# Problem description:
For the entries that follow, state how many lines include the word "Corrected", giving the number and nothing else.

Dataset entries on figures:

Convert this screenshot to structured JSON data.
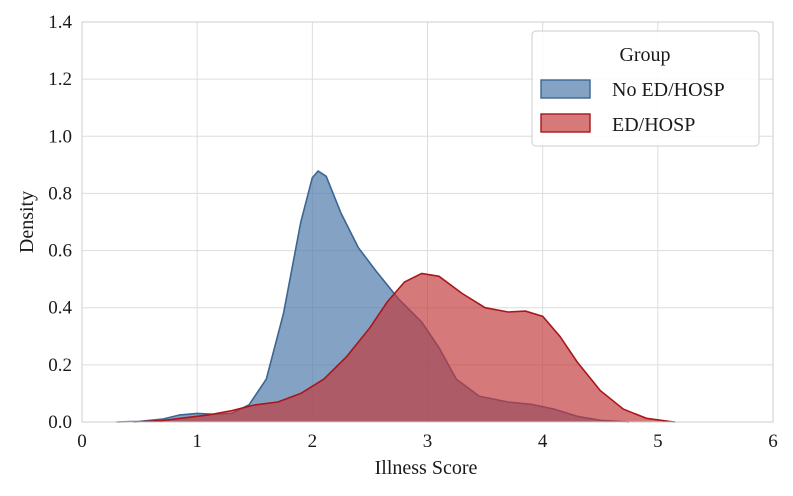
{
  "chart_data": {
    "type": "area",
    "title": "",
    "xlabel": "Illness Score",
    "ylabel": "Density",
    "xlim": [
      0,
      6
    ],
    "ylim": [
      0,
      1.4
    ],
    "xticks": [
      0,
      1,
      2,
      3,
      4,
      5,
      6
    ],
    "yticks": [
      0.0,
      0.2,
      0.4,
      0.6,
      0.8,
      1.0,
      1.2,
      1.4
    ],
    "ytick_labels": [
      "0.0",
      "0.2",
      "0.4",
      "0.6",
      "0.8",
      "1.0",
      "1.2",
      "1.4"
    ],
    "grid": true,
    "legend": {
      "title": "Group",
      "position": "top-right"
    },
    "series": [
      {
        "name": "No ED/HOSP",
        "fill": "#4a78a8",
        "stroke": "#3b6592",
        "points": [
          [
            0.3,
            0.0
          ],
          [
            0.5,
            0.002
          ],
          [
            0.7,
            0.01
          ],
          [
            0.85,
            0.025
          ],
          [
            1.0,
            0.03
          ],
          [
            1.15,
            0.027
          ],
          [
            1.3,
            0.03
          ],
          [
            1.45,
            0.06
          ],
          [
            1.6,
            0.15
          ],
          [
            1.75,
            0.38
          ],
          [
            1.9,
            0.7
          ],
          [
            2.0,
            0.855
          ],
          [
            2.05,
            0.878
          ],
          [
            2.12,
            0.86
          ],
          [
            2.25,
            0.73
          ],
          [
            2.4,
            0.61
          ],
          [
            2.55,
            0.53
          ],
          [
            2.75,
            0.43
          ],
          [
            2.95,
            0.35
          ],
          [
            3.1,
            0.26
          ],
          [
            3.25,
            0.15
          ],
          [
            3.45,
            0.09
          ],
          [
            3.7,
            0.07
          ],
          [
            3.9,
            0.062
          ],
          [
            4.1,
            0.045
          ],
          [
            4.3,
            0.02
          ],
          [
            4.5,
            0.006
          ],
          [
            4.75,
            0.0
          ]
        ]
      },
      {
        "name": "ED/HOSP",
        "fill": "#c23a3d",
        "stroke": "#a8171c",
        "points": [
          [
            0.45,
            0.0
          ],
          [
            0.7,
            0.005
          ],
          [
            0.9,
            0.015
          ],
          [
            1.1,
            0.025
          ],
          [
            1.3,
            0.04
          ],
          [
            1.5,
            0.06
          ],
          [
            1.7,
            0.07
          ],
          [
            1.9,
            0.1
          ],
          [
            2.1,
            0.15
          ],
          [
            2.3,
            0.23
          ],
          [
            2.5,
            0.33
          ],
          [
            2.65,
            0.42
          ],
          [
            2.8,
            0.49
          ],
          [
            2.95,
            0.52
          ],
          [
            3.1,
            0.51
          ],
          [
            3.3,
            0.45
          ],
          [
            3.5,
            0.4
          ],
          [
            3.7,
            0.385
          ],
          [
            3.85,
            0.388
          ],
          [
            4.0,
            0.37
          ],
          [
            4.15,
            0.3
          ],
          [
            4.3,
            0.21
          ],
          [
            4.5,
            0.11
          ],
          [
            4.7,
            0.045
          ],
          [
            4.9,
            0.013
          ],
          [
            5.1,
            0.002
          ],
          [
            5.15,
            0.0
          ]
        ]
      }
    ]
  }
}
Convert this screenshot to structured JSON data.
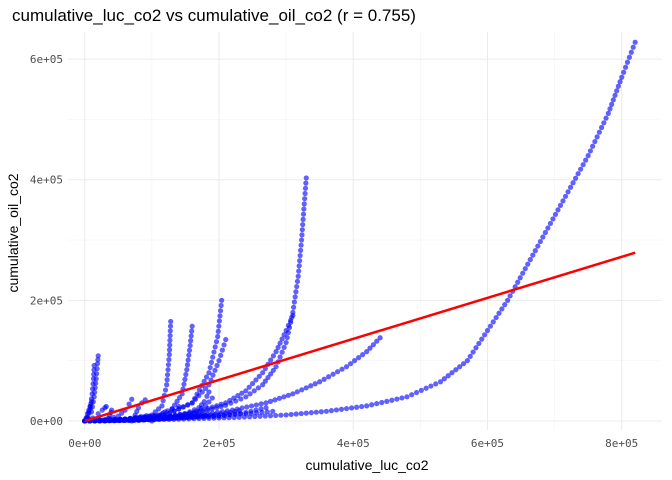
{
  "chart_data": {
    "type": "scatter",
    "title": "cumulative_luc_co2 vs cumulative_oil_co2 (r = 0.755)",
    "xlabel": "cumulative_luc_co2",
    "ylabel": "cumulative_oil_co2",
    "xlim": [
      -25000,
      860000
    ],
    "ylim": [
      -15000,
      645000
    ],
    "x_ticks": [
      0,
      200000,
      400000,
      600000,
      800000
    ],
    "x_tick_labels": [
      "0e+00",
      "2e+05",
      "4e+05",
      "6e+05",
      "8e+05"
    ],
    "y_ticks": [
      0,
      200000,
      400000,
      600000
    ],
    "y_tick_labels": [
      "0e+00",
      "2e+05",
      "4e+05",
      "6e+05"
    ],
    "grid": true,
    "colors": {
      "points": "#0000ff",
      "trend": "#ff0000",
      "grid": "#ebebeb"
    },
    "trend_line": {
      "x": [
        0,
        820000
      ],
      "y": [
        0,
        279000
      ]
    },
    "series": [
      {
        "x": [
          0,
          60000,
          140000,
          230000,
          300000,
          360000,
          420000,
          480000,
          530000,
          570000,
          600000,
          630000,
          660000,
          690000,
          720000,
          750000,
          780000,
          800000,
          820000
        ],
        "y": [
          0,
          1000,
          3000,
          6000,
          10000,
          16000,
          25000,
          40000,
          65000,
          100000,
          150000,
          200000,
          260000,
          320000,
          380000,
          440000,
          510000,
          570000,
          628000
        ]
      },
      {
        "x": [
          0,
          80000,
          160000,
          220000,
          270000,
          310000,
          350000,
          390000,
          420000,
          440000
        ],
        "y": [
          0,
          2000,
          8000,
          18000,
          30000,
          45000,
          65000,
          90000,
          115000,
          138000
        ]
      },
      {
        "x": [
          0,
          60000,
          120000,
          170000,
          210000,
          240000,
          265000,
          285000,
          300000,
          310000,
          318000,
          323000,
          327000,
          330000
        ],
        "y": [
          0,
          2000,
          6000,
          14000,
          26000,
          40000,
          60000,
          90000,
          130000,
          180000,
          240000,
          300000,
          360000,
          403000
        ]
      },
      {
        "x": [
          0,
          60000,
          120000,
          170000,
          210000,
          240000,
          265000,
          285000,
          300000,
          310000
        ],
        "y": [
          0,
          2000,
          7000,
          16000,
          30000,
          50000,
          80000,
          115000,
          150000,
          175000
        ]
      },
      {
        "x": [
          0,
          60000,
          120000,
          160000,
          185000,
          200000,
          210000
        ],
        "y": [
          0,
          3000,
          10000,
          30000,
          60000,
          100000,
          135000
        ]
      },
      {
        "x": [
          0,
          60000,
          120000,
          160000,
          185000,
          198000,
          204000
        ],
        "y": [
          0,
          3000,
          10000,
          30000,
          80000,
          140000,
          200000
        ]
      },
      {
        "x": [
          0,
          60000,
          110000,
          130000,
          145000,
          152000,
          157000,
          160000
        ],
        "y": [
          0,
          3000,
          10000,
          20000,
          45000,
          85000,
          125000,
          157000
        ]
      },
      {
        "x": [
          0,
          60000,
          100000,
          115000,
          122000,
          126000,
          128000
        ],
        "y": [
          0,
          3000,
          10000,
          25000,
          60000,
          110000,
          165000
        ]
      },
      {
        "x": [
          0,
          80000,
          120000,
          150000,
          170000,
          178000,
          182000,
          185000
        ],
        "y": [
          0,
          2000,
          6000,
          12000,
          22000,
          32000,
          41000,
          48000
        ]
      },
      {
        "x": [
          0,
          80000,
          130000,
          160000,
          180000,
          190000
        ],
        "y": [
          0,
          1000,
          5000,
          12000,
          25000,
          38000
        ]
      },
      {
        "x": [
          0,
          30000,
          60000,
          90000,
          120000,
          150000,
          180000,
          210000,
          230000
        ],
        "y": [
          0,
          500,
          1500,
          2500,
          4000,
          6000,
          9000,
          13000,
          17000
        ]
      },
      {
        "x": [
          0,
          40000,
          80000,
          120000,
          160000,
          200000,
          240000,
          280000
        ],
        "y": [
          0,
          1000,
          2000,
          4000,
          6000,
          9000,
          12000,
          16000
        ]
      },
      {
        "x": [
          0,
          5000,
          10000,
          14000,
          17000,
          19000,
          20000
        ],
        "y": [
          0,
          5000,
          15000,
          40000,
          70000,
          95000,
          108000
        ]
      },
      {
        "x": [
          0,
          4000,
          8000,
          11000,
          13000,
          14000
        ],
        "y": [
          0,
          5000,
          20000,
          45000,
          70000,
          92000
        ]
      },
      {
        "x": [
          0,
          3000,
          6000,
          8000,
          10000
        ],
        "y": [
          0,
          6000,
          15000,
          24000,
          32000
        ]
      },
      {
        "x": [
          0,
          12000,
          20000,
          26000,
          30000,
          32000
        ],
        "y": [
          0,
          5000,
          12000,
          18000,
          22000,
          24000
        ]
      },
      {
        "x": [
          30000,
          34000,
          37000,
          39000,
          40000
        ],
        "y": [
          0,
          4000,
          9000,
          14000,
          18000
        ]
      },
      {
        "x": [
          0,
          2000,
          4000,
          6000,
          8000
        ],
        "y": [
          0,
          5000,
          12000,
          18000,
          24000
        ]
      },
      {
        "x": [
          0,
          30000,
          50000,
          60000,
          66000,
          70000
        ],
        "y": [
          0,
          2000,
          8000,
          18000,
          28000,
          36000
        ]
      },
      {
        "x": [
          70000,
          75000,
          80000,
          85000,
          90000
        ],
        "y": [
          0,
          10000,
          22000,
          30000,
          35000
        ]
      },
      {
        "x": [
          100000,
          110000,
          120000,
          130000,
          140000
        ],
        "y": [
          0,
          8000,
          15000,
          20000,
          24000
        ]
      },
      {
        "x": [
          0,
          20000,
          40000,
          60000,
          80000,
          100000,
          120000,
          140000,
          160000,
          180000
        ],
        "y": [
          0,
          1000,
          2000,
          3000,
          4000,
          5000,
          6000,
          7000,
          8000,
          9000
        ]
      },
      {
        "x": [
          0,
          100000,
          200000,
          240000,
          270000
        ],
        "y": [
          0,
          3000,
          8000,
          14000,
          22000
        ]
      }
    ]
  }
}
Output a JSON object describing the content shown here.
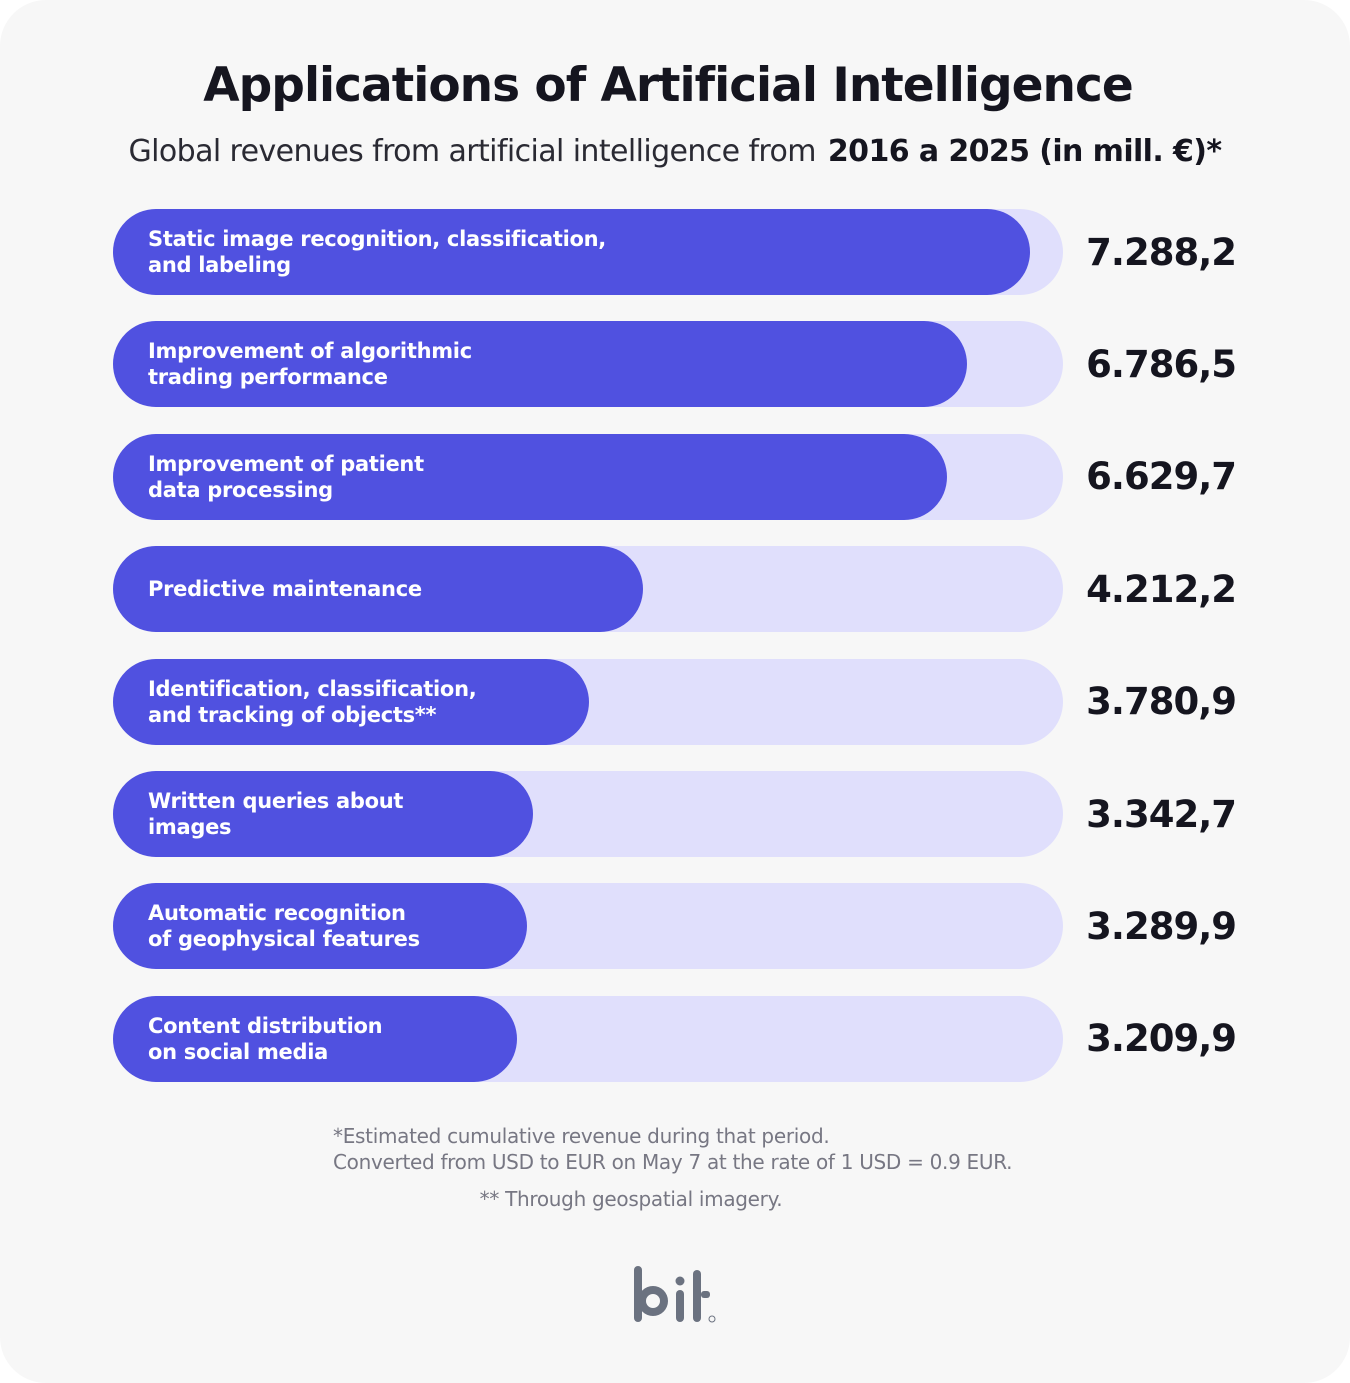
{
  "title": "Applications of Artificial Intelligence",
  "subtitle": {
    "text": "Global revenues from artificial intelligence from",
    "emphasis": "2016 a 2025 (in mill. €)*"
  },
  "colors": {
    "bar_fill": "#5051e0",
    "bar_track": "#e0dffc",
    "text_dark": "#15151f",
    "note_gray": "#777783",
    "logo_gray": "#6b7280"
  },
  "chart_data": {
    "type": "bar",
    "orientation": "horizontal",
    "title": "Applications of Artificial Intelligence",
    "subtitle": "Global revenues from artificial intelligence from 2016 a 2025 (in mill. €)*",
    "categories": [
      "Static image recognition, classification,\nand labeling",
      "Improvement of algorithmic\ntrading performance",
      "Improvement of patient\ndata processing",
      "Predictive maintenance",
      "Identification, classification,\nand tracking of objects**",
      "Written queries about\nimages",
      "Automatic recognition\nof geophysical features",
      "Content distribution\non social media"
    ],
    "values": [
      7288.2,
      6786.5,
      6629.7,
      4212.2,
      3780.9,
      3342.7,
      3289.9,
      3209.9
    ],
    "value_labels": [
      "7.288,2",
      "6.786,5",
      "6.629,7",
      "4.212,2",
      "3.780,9",
      "3.342,7",
      "3.289,9",
      "3.209,9"
    ],
    "xlabel": "",
    "ylabel": "",
    "grid": false,
    "legend": "none"
  },
  "notes": {
    "line1": "*Estimated cumulative revenue during that period.",
    "line2": "Converted from USD to EUR on May 7 at the rate of 1 USD = 0.9 EUR.",
    "line3": "** Through geospatial imagery."
  },
  "logo": {
    "text": "bit",
    "mark": "®"
  }
}
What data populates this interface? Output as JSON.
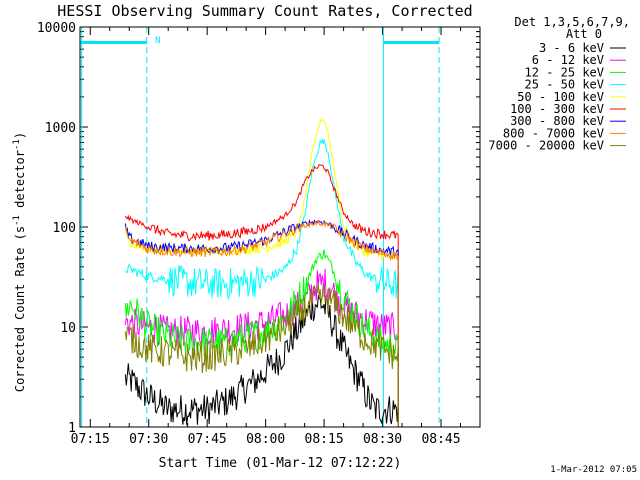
{
  "chart_data": {
    "type": "line",
    "title": "HESSI Observing Summary Count Rates, Corrected",
    "xlabel": "Start Time (01-Mar-12 07:12:22)",
    "ylabel_main": "Corrected Count Rate (s",
    "ylabel_sup1": "-1",
    "ylabel_mid": " detector",
    "ylabel_sup2": "-1",
    "ylabel_end": ")",
    "y_scale": "log",
    "ylim": [
      1,
      10000
    ],
    "xlim_minutes": [
      72.37,
      175.0
    ],
    "x_ticks": [
      {
        "label": "07:15",
        "m": 75
      },
      {
        "label": "07:30",
        "m": 90
      },
      {
        "label": "07:45",
        "m": 105
      },
      {
        "label": "08:00",
        "m": 120
      },
      {
        "label": "08:15",
        "m": 135
      },
      {
        "label": "08:30",
        "m": 150
      },
      {
        "label": "08:45",
        "m": 165
      }
    ],
    "y_ticks": [
      {
        "label": "1",
        "v": 1
      },
      {
        "label": "10",
        "v": 10
      },
      {
        "label": "100",
        "v": 100
      },
      {
        "label": "1000",
        "v": 1000
      },
      {
        "label": "10000",
        "v": 10000
      }
    ],
    "legend_title_1": "Det 1,3,5,6,7,9,",
    "legend_title_2": "Att 0",
    "legend_position": "right",
    "timestamp": "1-Mar-2012 07:05",
    "night_marker": "N",
    "night_segments": [
      [
        72.37,
        89.5
      ],
      [
        150.2,
        164.5
      ]
    ],
    "night_level": 7000,
    "night_dashed_x": [
      89.5,
      164.5
    ],
    "night_solid_x": [
      72.8,
      150.2
    ],
    "series": [
      {
        "name": "3 - 6 keV",
        "color": "#000000",
        "x": [
          84,
          85,
          90,
          95,
          100,
          105,
          110,
          115,
          118,
          121,
          124,
          127,
          130,
          132,
          134,
          136,
          138,
          140,
          142,
          144,
          146,
          148,
          150,
          152,
          154
        ],
        "y": [
          3,
          3,
          2,
          1.5,
          1.5,
          1.5,
          1.8,
          2.5,
          3,
          4,
          5,
          8,
          12,
          16,
          18,
          14,
          9,
          6,
          4,
          3,
          2,
          1.5,
          1.5,
          1.5,
          1.5
        ]
      },
      {
        "name": "6 - 12 keV",
        "color": "#ff00ff",
        "x": [
          84,
          85,
          90,
          95,
          100,
          105,
          110,
          115,
          120,
          125,
          130,
          133,
          135,
          137,
          140,
          145,
          150,
          154
        ],
        "y": [
          11,
          11,
          10,
          9,
          9,
          9,
          9.5,
          10,
          11,
          13,
          18,
          26,
          28,
          24,
          16,
          12,
          10,
          9.5
        ]
      },
      {
        "name": "12 - 25 keV",
        "color": "#00ff00",
        "x": [
          84,
          85,
          87,
          90,
          95,
          100,
          105,
          110,
          115,
          120,
          125,
          130,
          133,
          135,
          137,
          140,
          145,
          150,
          154
        ],
        "y": [
          13,
          17,
          14,
          10,
          8,
          7,
          7,
          7,
          8,
          9,
          12,
          25,
          48,
          55,
          40,
          20,
          10,
          7,
          6
        ]
      },
      {
        "name": "25 - 50 keV",
        "color": "#00ffff",
        "x": [
          84,
          85,
          90,
          95,
          100,
          105,
          110,
          115,
          120,
          125,
          128,
          130,
          132,
          134,
          135,
          136,
          138,
          140,
          143,
          146,
          150,
          154
        ],
        "y": [
          38,
          38,
          32,
          30,
          28,
          27,
          27,
          28,
          30,
          38,
          60,
          130,
          380,
          700,
          720,
          560,
          200,
          80,
          45,
          33,
          28,
          26
        ]
      },
      {
        "name": "50 - 100 keV",
        "color": "#ffff00",
        "x": [
          84,
          85,
          90,
          95,
          100,
          105,
          110,
          115,
          120,
          125,
          128,
          130,
          132,
          134,
          135,
          136,
          138,
          140,
          143,
          146,
          150,
          154
        ],
        "y": [
          95,
          70,
          62,
          60,
          58,
          58,
          58,
          60,
          62,
          72,
          90,
          180,
          600,
          1150,
          1200,
          900,
          300,
          100,
          65,
          55,
          52,
          50
        ]
      },
      {
        "name": "100 - 300 keV",
        "color": "#ff0000",
        "x": [
          84,
          85,
          90,
          95,
          100,
          105,
          110,
          115,
          120,
          125,
          128,
          130,
          132,
          134,
          135,
          136,
          138,
          140,
          143,
          146,
          150,
          154
        ],
        "y": [
          130,
          120,
          100,
          85,
          82,
          82,
          84,
          90,
          100,
          130,
          180,
          280,
          370,
          410,
          400,
          350,
          220,
          140,
          100,
          90,
          85,
          82
        ]
      },
      {
        "name": "300 - 800 keV",
        "color": "#0000ff",
        "x": [
          84,
          85,
          90,
          95,
          100,
          105,
          110,
          115,
          120,
          125,
          130,
          133,
          135,
          137,
          140,
          145,
          150,
          154
        ],
        "y": [
          98,
          78,
          64,
          62,
          61,
          61,
          62,
          66,
          74,
          90,
          108,
          114,
          112,
          104,
          86,
          66,
          58,
          56
        ]
      },
      {
        "name": "800 - 7000 keV",
        "color": "#ff8000",
        "x": [
          84,
          85,
          90,
          95,
          100,
          105,
          110,
          115,
          120,
          125,
          130,
          133,
          135,
          137,
          140,
          145,
          150,
          154
        ],
        "y": [
          92,
          74,
          60,
          57,
          56,
          56,
          57,
          61,
          70,
          86,
          104,
          110,
          108,
          100,
          82,
          62,
          54,
          52
        ]
      },
      {
        "name": "7000 - 20000 keV",
        "color": "#808000",
        "x": [
          84,
          85,
          90,
          95,
          100,
          105,
          110,
          115,
          120,
          125,
          130,
          133,
          135,
          137,
          140,
          145,
          150,
          154
        ],
        "y": [
          8,
          8,
          6,
          5.5,
          5,
          5,
          5.5,
          6,
          7.5,
          10,
          15,
          19,
          20,
          18,
          13,
          8,
          6,
          5
        ]
      }
    ]
  }
}
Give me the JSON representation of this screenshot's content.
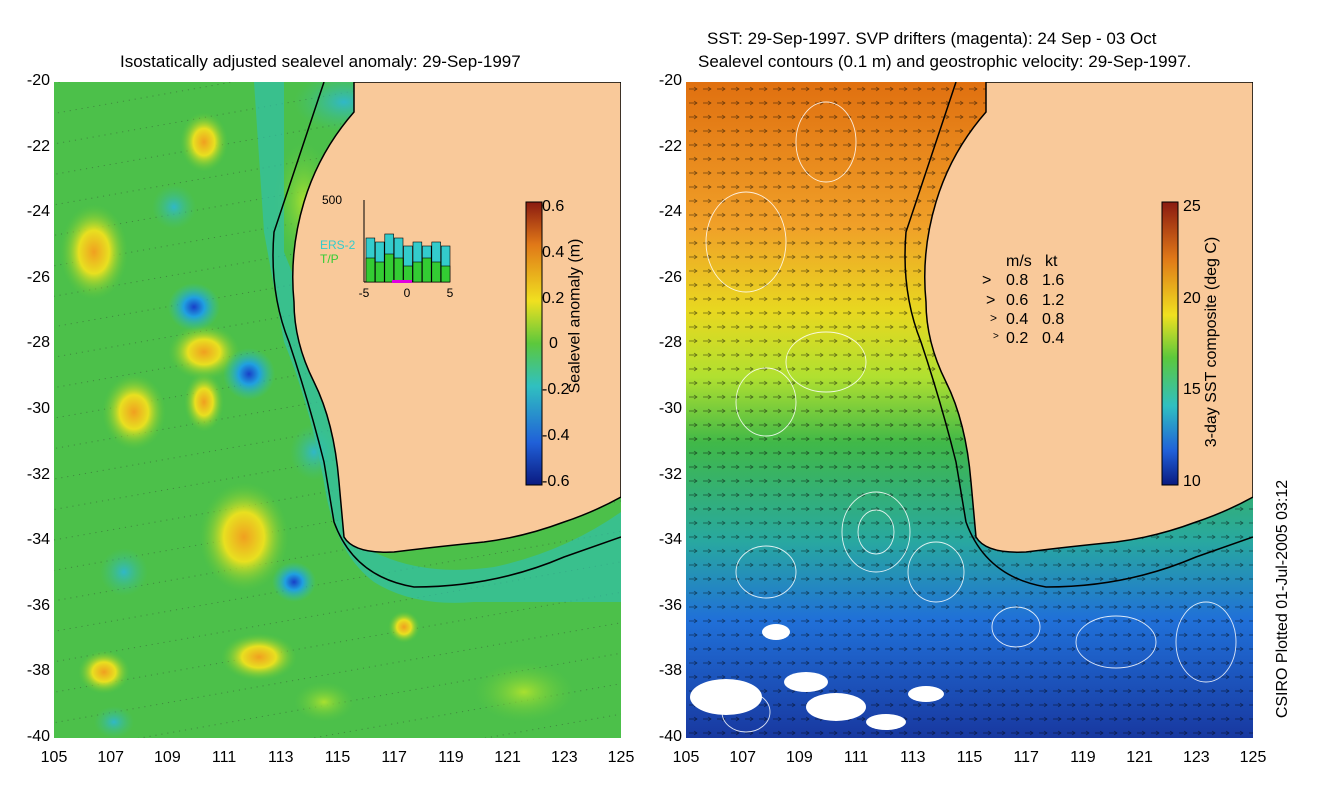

# Answer below:
2